- [Exercise task] Give only the number of lines in these records that contain the word "natural".

- [Listed records]
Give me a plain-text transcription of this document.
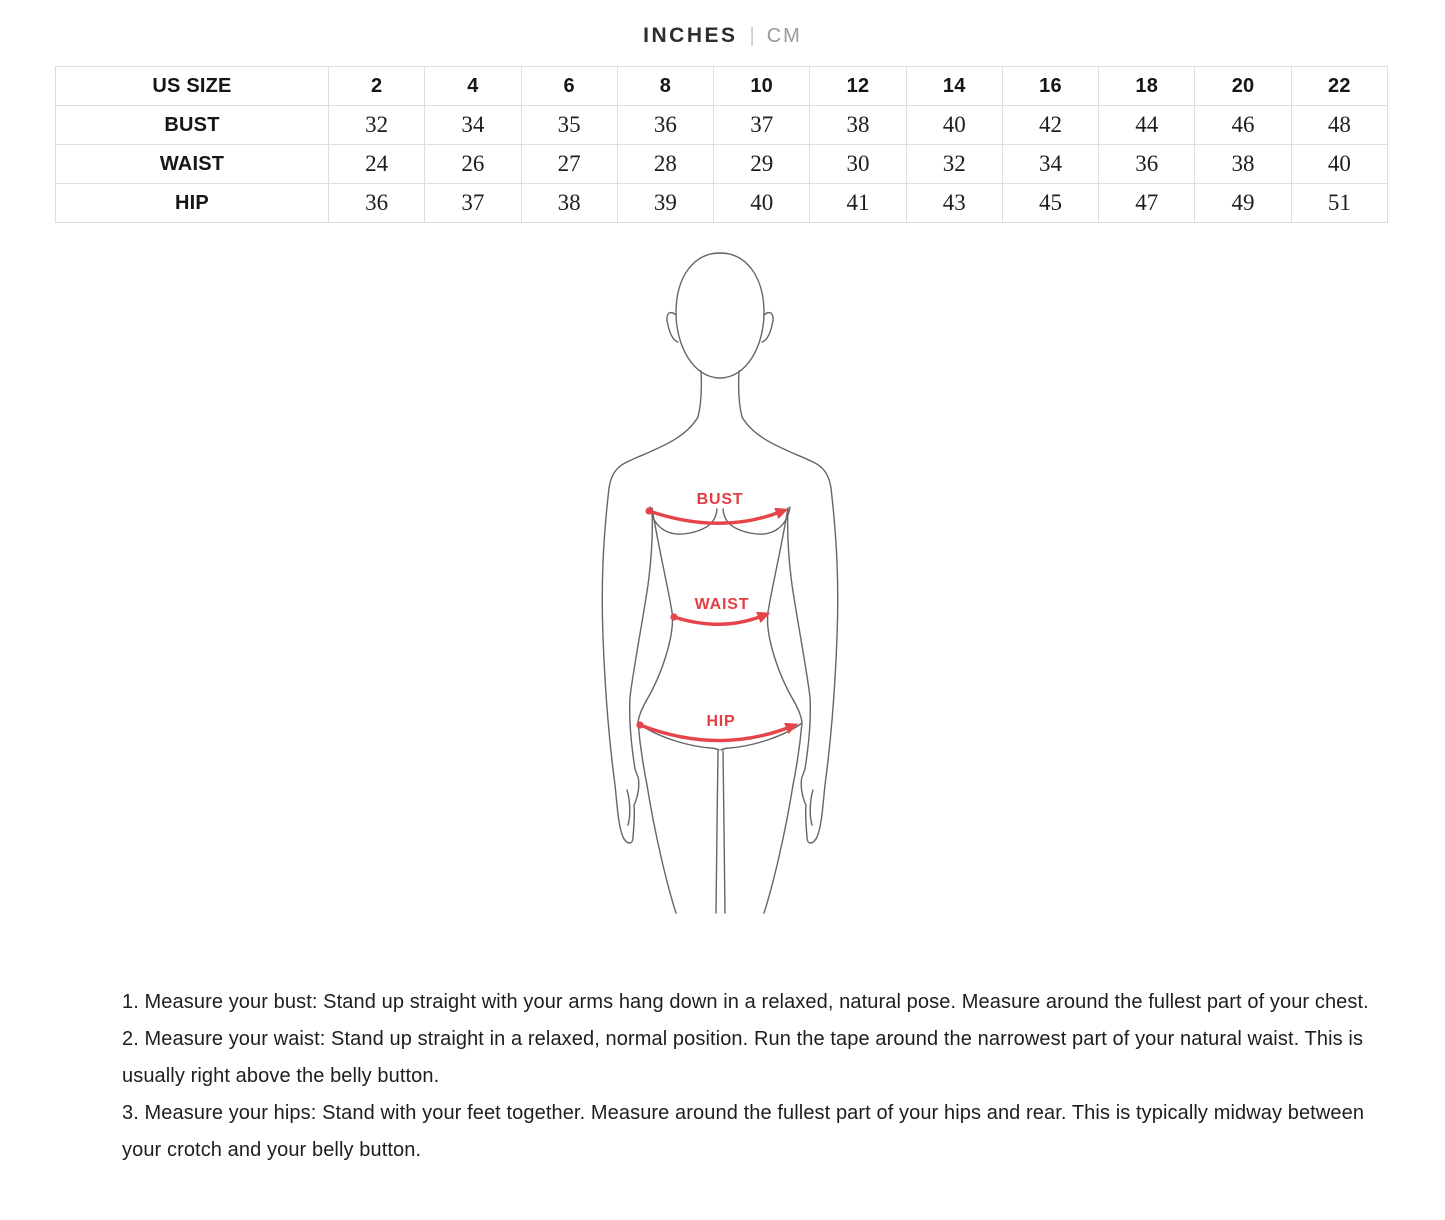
INCHES | CM
US SIZE	2	4	6	8	10	12	14	16	18	20	22
BUST	32	34	35	36	37	38	40	42	44	46	48
WAIST	24	26	27	28	29	30	32	34	36	38	40
HIP	36	37	38	39	40	41	43	45	47	49	51
BUST
WAIST
HIP

1. Measure your bust: Stand up straight with your arms hang down in a relaxed, natural pose. Measure around the fullest part of your chest.

2. Measure your waist: Stand up straight in a relaxed, normal position. Run the tape around the narrowest part of your natural waist. This is usually right above the belly button.

3. Measure your hips: Stand with your feet together. Measure around the fullest part of your hips and rear. This is typically midway between your crotch and your belly button.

- [Response to the exercise] 2